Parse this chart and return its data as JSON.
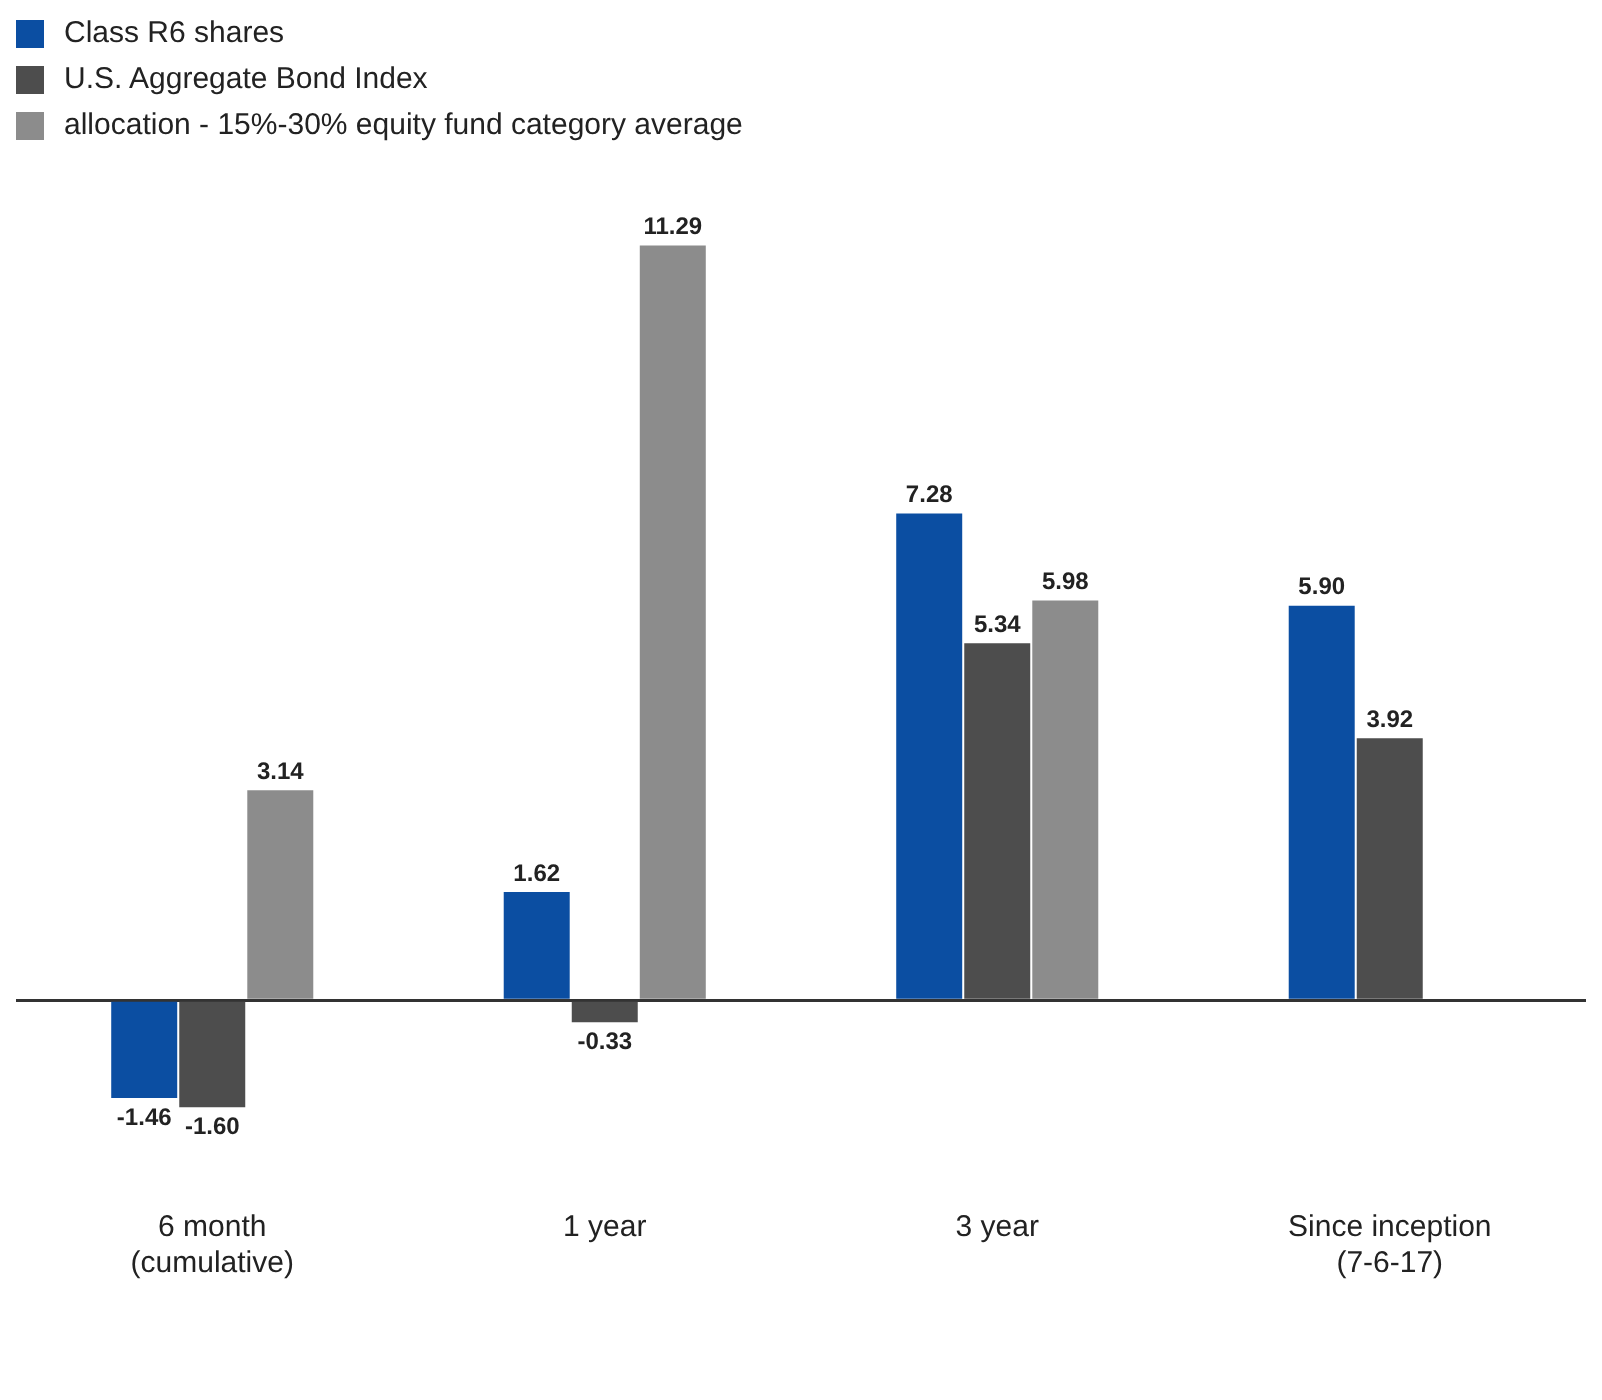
{
  "chart_data": {
    "type": "bar",
    "categories": [
      "6 month\n(cumulative)",
      "1 year",
      "3 year",
      "Since inception\n(7-6-17)"
    ],
    "series": [
      {
        "name": "Class R6 shares",
        "color": "#0b4ea2",
        "values": [
          -1.46,
          1.62,
          7.28,
          5.9
        ],
        "value_labels": [
          "-1.46",
          "1.62",
          "7.28",
          "5.90"
        ]
      },
      {
        "name": "U.S. Aggregate Bond Index",
        "color": "#4d4d4d",
        "values": [
          -1.6,
          -0.33,
          5.34,
          3.92
        ],
        "value_labels": [
          "-1.60",
          "-0.33",
          "5.34",
          "3.92"
        ]
      },
      {
        "name": "allocation - 15%-30% equity fund category average",
        "color": "#8c8c8c",
        "values": [
          3.14,
          11.29,
          5.98,
          null
        ],
        "value_labels": [
          "3.14",
          "11.29",
          "5.98",
          null
        ]
      }
    ],
    "legend": "top left",
    "grid": false
  }
}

____________________

Skip every picture and transcribe the data above exactly.

§ Complete response
Parse this chart and return its data as JSON.
{
  "chart_data": {
    "type": "bar",
    "categories": [
      "6 month\n(cumulative)",
      "1 year",
      "3 year",
      "Since inception\n(7-6-17)"
    ],
    "series": [
      {
        "name": "Class R6 shares",
        "color": "#0b4ea2",
        "values": [
          -1.46,
          1.62,
          7.28,
          5.9
        ],
        "value_labels": [
          "-1.46",
          "1.62",
          "7.28",
          "5.90"
        ]
      },
      {
        "name": "U.S. Aggregate Bond Index",
        "color": "#4d4d4d",
        "values": [
          -1.6,
          -0.33,
          5.34,
          3.92
        ],
        "value_labels": [
          "-1.60",
          "-0.33",
          "5.34",
          "3.92"
        ]
      },
      {
        "name": "allocation - 15%-30% equity fund category average",
        "color": "#8c8c8c",
        "values": [
          3.14,
          11.29,
          5.98,
          null
        ],
        "value_labels": [
          "3.14",
          "11.29",
          "5.98",
          null
        ]
      }
    ],
    "legend": "top left",
    "grid": false
  }
}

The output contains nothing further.